━━━━━ Given records

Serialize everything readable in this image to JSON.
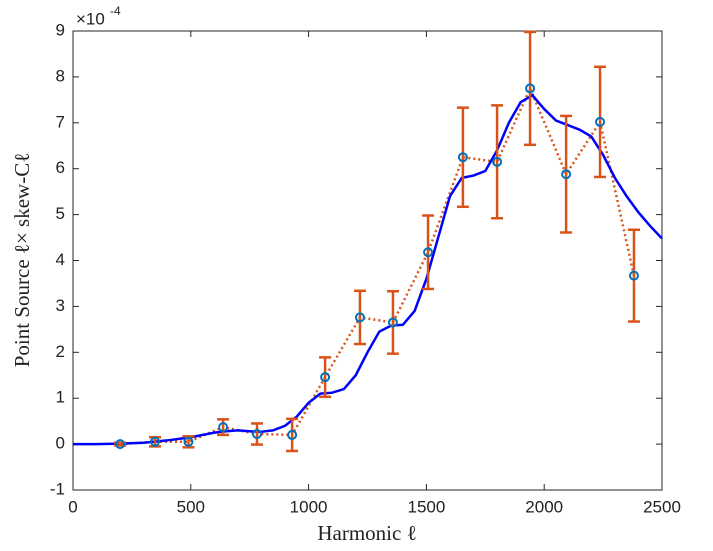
{
  "chart_data": {
    "type": "line",
    "x_label": "Harmonic ℓ",
    "y_label": "Point Source ℓ× skew-Cℓ",
    "y_multiplier": {
      "base": "×10",
      "power": "-4"
    },
    "xlim": [
      0,
      2500
    ],
    "xticks": [
      0,
      500,
      1000,
      1500,
      2000,
      2500
    ],
    "ylim": [
      -1,
      9
    ],
    "yticks": [
      -1,
      0,
      1,
      2,
      3,
      4,
      5,
      6,
      7,
      8,
      9
    ],
    "curve": {
      "color": "#0000ff",
      "x": [
        0,
        100,
        200,
        300,
        400,
        500,
        600,
        650,
        700,
        750,
        800,
        850,
        900,
        950,
        1000,
        1050,
        1100,
        1150,
        1200,
        1250,
        1300,
        1350,
        1400,
        1450,
        1500,
        1550,
        1600,
        1650,
        1700,
        1750,
        1800,
        1850,
        1900,
        1950,
        2000,
        2050,
        2100,
        2150,
        2200,
        2250,
        2300,
        2350,
        2400,
        2450,
        2500
      ],
      "values": [
        0,
        0,
        0.01,
        0.03,
        0.08,
        0.15,
        0.25,
        0.28,
        0.3,
        0.28,
        0.27,
        0.3,
        0.4,
        0.6,
        0.9,
        1.1,
        1.12,
        1.2,
        1.5,
        2.0,
        2.45,
        2.58,
        2.6,
        2.9,
        3.6,
        4.5,
        5.4,
        5.8,
        5.85,
        5.95,
        6.4,
        7.0,
        7.45,
        7.6,
        7.3,
        7.05,
        6.95,
        6.85,
        6.7,
        6.3,
        5.8,
        5.4,
        5.05,
        4.75,
        4.48
      ]
    },
    "points": {
      "color": "#d95319",
      "marker_color": "#0072bd",
      "x": [
        200,
        348,
        490,
        637,
        781,
        930,
        1070,
        1218,
        1358,
        1507,
        1655,
        1800,
        1940,
        2093,
        2237,
        2381
      ],
      "values": [
        0,
        0.05,
        0.05,
        0.37,
        0.22,
        0.2,
        1.46,
        2.76,
        2.65,
        4.18,
        6.25,
        6.15,
        7.75,
        5.88,
        7.02,
        3.67
      ],
      "errors": [
        0.03,
        0.1,
        0.12,
        0.17,
        0.23,
        0.35,
        0.43,
        0.58,
        0.68,
        0.8,
        1.08,
        1.23,
        1.23,
        1.27,
        1.2,
        1.0
      ]
    }
  }
}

━━━━━━━━━━

■ **What you are asked to do**:
Using the data above, write out every line exactly, leaving the images behind.

■ **Reply**:
Serialize everything readable in this image to JSON.
{
  "chart_data": {
    "type": "line",
    "x_label": "Harmonic ℓ",
    "y_label": "Point Source ℓ× skew-Cℓ",
    "y_multiplier": {
      "base": "×10",
      "power": "-4"
    },
    "xlim": [
      0,
      2500
    ],
    "xticks": [
      0,
      500,
      1000,
      1500,
      2000,
      2500
    ],
    "ylim": [
      -1,
      9
    ],
    "yticks": [
      -1,
      0,
      1,
      2,
      3,
      4,
      5,
      6,
      7,
      8,
      9
    ],
    "curve": {
      "color": "#0000ff",
      "x": [
        0,
        100,
        200,
        300,
        400,
        500,
        600,
        650,
        700,
        750,
        800,
        850,
        900,
        950,
        1000,
        1050,
        1100,
        1150,
        1200,
        1250,
        1300,
        1350,
        1400,
        1450,
        1500,
        1550,
        1600,
        1650,
        1700,
        1750,
        1800,
        1850,
        1900,
        1950,
        2000,
        2050,
        2100,
        2150,
        2200,
        2250,
        2300,
        2350,
        2400,
        2450,
        2500
      ],
      "values": [
        0,
        0,
        0.01,
        0.03,
        0.08,
        0.15,
        0.25,
        0.28,
        0.3,
        0.28,
        0.27,
        0.3,
        0.4,
        0.6,
        0.9,
        1.1,
        1.12,
        1.2,
        1.5,
        2.0,
        2.45,
        2.58,
        2.6,
        2.9,
        3.6,
        4.5,
        5.4,
        5.8,
        5.85,
        5.95,
        6.4,
        7.0,
        7.45,
        7.6,
        7.3,
        7.05,
        6.95,
        6.85,
        6.7,
        6.3,
        5.8,
        5.4,
        5.05,
        4.75,
        4.48
      ]
    },
    "points": {
      "color": "#d95319",
      "marker_color": "#0072bd",
      "x": [
        200,
        348,
        490,
        637,
        781,
        930,
        1070,
        1218,
        1358,
        1507,
        1655,
        1800,
        1940,
        2093,
        2237,
        2381
      ],
      "values": [
        0,
        0.05,
        0.05,
        0.37,
        0.22,
        0.2,
        1.46,
        2.76,
        2.65,
        4.18,
        6.25,
        6.15,
        7.75,
        5.88,
        7.02,
        3.67
      ],
      "errors": [
        0.03,
        0.1,
        0.12,
        0.17,
        0.23,
        0.35,
        0.43,
        0.58,
        0.68,
        0.8,
        1.08,
        1.23,
        1.23,
        1.27,
        1.2,
        1.0
      ]
    }
  }
}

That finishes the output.